• Consigne
Résumez en deux phrases le texte sur le streaming musical.

• Texte à lire
────

La bataille du streaming ne fait que commencer

Bien que promis à une forte croissance, le streaming introduit un changement de paradigme dans l'économie de la musique qui prive les acteurs les plus fragiles de l'industrie phonographique de toute perspective de retour sur investissement. Et de conjuguer des effets pervers qui ne profitent qu'à une minorité d'artistes. Thom Yorke, chanteur de Radiohead et Nigel Godrich, producteur des albums du groupe, ont mis les pieds dans le plat sur Twitter. Décryptage...

En relançant la polémique sur ce que rapporte un service de streaming comme Spotify aux artistes, Thom Yorke, chanteur de Radiohead et Nigel Godrich, producteur des albums du groupe et son comparse au sein de la formation Atoms For Peace, font-ils œuvre de salubrité publique à l'égard de leurs homologues, ou crachent-ils tout simplement dans la soupe ?

A une échelle macro-économique, le streaming n'a pourtant pas à rougir de ses performances. En progression de 55 % sur un an en 2012, ses revenus ont représenté 20 % d'un marché numérique mondial qui a pesé 5,8 milliards de dollars, et 7 % d'un marché global de 16,5 milliards de dollars ; soit 1,15 milliard de dollars, contre 733 millions de dollars en 2011. Or avec seulement 20 millions d'abonnés dans le monde (+ 44 % en 2012), la marge de progression du streaming reste encore très forte. Ainsi sur la seule année 2013, Spotify prévoit de doubler le montant de royalties que sa compagnie a déjà reversé à l'ensemble des ayant droit depuis son lancement, à hauteur de 1 milliard de dollars.

────

• Lignes de données
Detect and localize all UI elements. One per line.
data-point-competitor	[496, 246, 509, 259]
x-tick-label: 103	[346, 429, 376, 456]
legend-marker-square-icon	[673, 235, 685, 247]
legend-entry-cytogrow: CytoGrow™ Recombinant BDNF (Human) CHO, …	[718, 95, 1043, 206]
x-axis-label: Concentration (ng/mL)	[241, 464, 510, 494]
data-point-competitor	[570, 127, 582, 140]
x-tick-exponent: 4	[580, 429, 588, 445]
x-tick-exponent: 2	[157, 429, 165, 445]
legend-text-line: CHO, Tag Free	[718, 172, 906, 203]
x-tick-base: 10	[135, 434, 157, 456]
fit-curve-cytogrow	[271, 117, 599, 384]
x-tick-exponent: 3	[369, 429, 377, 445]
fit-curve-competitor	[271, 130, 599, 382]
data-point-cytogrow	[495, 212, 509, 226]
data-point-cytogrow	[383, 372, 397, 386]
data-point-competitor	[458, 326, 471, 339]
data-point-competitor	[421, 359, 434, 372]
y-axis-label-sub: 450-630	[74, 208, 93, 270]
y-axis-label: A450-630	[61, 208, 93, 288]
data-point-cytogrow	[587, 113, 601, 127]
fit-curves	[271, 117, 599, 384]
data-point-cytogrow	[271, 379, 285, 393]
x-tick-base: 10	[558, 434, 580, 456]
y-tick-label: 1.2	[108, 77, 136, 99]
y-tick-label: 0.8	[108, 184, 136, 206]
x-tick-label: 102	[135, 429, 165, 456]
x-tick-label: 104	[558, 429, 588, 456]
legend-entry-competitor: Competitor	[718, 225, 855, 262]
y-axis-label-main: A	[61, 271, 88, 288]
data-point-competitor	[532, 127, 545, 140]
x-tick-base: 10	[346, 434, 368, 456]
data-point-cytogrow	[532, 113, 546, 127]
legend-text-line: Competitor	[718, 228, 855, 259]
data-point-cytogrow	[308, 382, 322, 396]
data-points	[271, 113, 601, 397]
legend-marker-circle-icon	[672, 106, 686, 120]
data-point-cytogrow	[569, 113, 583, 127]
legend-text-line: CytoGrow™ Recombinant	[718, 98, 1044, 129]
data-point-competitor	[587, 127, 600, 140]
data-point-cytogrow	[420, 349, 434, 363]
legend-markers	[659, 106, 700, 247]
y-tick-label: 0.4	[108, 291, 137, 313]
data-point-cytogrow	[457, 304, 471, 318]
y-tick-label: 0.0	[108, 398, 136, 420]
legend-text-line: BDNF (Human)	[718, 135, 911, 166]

────

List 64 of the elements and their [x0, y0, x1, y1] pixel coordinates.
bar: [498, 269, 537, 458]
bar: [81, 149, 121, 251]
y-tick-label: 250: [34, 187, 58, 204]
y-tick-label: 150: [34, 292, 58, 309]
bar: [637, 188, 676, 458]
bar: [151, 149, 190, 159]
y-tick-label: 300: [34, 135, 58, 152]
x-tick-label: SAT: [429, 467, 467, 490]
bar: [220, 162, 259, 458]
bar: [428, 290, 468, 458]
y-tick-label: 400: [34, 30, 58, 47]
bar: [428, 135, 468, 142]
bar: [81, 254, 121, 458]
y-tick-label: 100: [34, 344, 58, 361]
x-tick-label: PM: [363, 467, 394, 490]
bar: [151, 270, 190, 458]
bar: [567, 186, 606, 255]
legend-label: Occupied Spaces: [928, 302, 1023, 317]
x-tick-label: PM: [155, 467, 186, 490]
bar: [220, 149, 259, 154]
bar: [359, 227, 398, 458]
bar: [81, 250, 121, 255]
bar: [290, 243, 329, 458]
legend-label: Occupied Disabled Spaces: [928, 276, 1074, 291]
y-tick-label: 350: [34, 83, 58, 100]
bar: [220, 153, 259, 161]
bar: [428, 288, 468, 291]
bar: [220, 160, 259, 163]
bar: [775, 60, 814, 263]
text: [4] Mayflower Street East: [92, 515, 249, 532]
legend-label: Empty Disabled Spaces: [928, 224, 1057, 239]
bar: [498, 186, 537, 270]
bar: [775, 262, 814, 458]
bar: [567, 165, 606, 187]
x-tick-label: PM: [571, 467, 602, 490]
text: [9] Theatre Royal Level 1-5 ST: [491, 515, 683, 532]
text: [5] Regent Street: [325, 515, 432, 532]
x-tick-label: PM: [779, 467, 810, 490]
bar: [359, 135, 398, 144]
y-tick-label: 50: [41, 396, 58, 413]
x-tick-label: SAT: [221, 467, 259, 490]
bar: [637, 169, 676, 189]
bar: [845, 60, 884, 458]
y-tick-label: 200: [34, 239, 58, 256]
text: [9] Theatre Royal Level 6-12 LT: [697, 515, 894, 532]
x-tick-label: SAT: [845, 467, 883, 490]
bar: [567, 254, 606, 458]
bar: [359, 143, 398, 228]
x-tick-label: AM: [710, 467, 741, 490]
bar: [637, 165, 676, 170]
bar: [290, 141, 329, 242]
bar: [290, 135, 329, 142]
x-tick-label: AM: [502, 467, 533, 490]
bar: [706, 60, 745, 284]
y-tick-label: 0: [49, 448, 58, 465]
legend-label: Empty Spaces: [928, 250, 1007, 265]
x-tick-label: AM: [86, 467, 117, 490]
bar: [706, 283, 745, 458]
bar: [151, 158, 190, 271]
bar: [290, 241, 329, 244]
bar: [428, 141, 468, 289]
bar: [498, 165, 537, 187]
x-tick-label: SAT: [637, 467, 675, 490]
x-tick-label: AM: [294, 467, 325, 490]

────

• Réponse attendue
Le streaming change l'économie de la musique au point de priver les acteurs les plus fragiles de l'industrie phonographique de tout retour sur investissement, et Thom Yorke et Nigel Godrich ont relancé sur Twitter la polémique sur ce que Spotify rapporte aux artistes. Ses revenus ont pourtant progressé de 55 % en 2012 pour atteindre 1,15 milliard de dollars, et avec seulement 20 millions d'abonnés dans le monde, sa marge de progression reste très forte.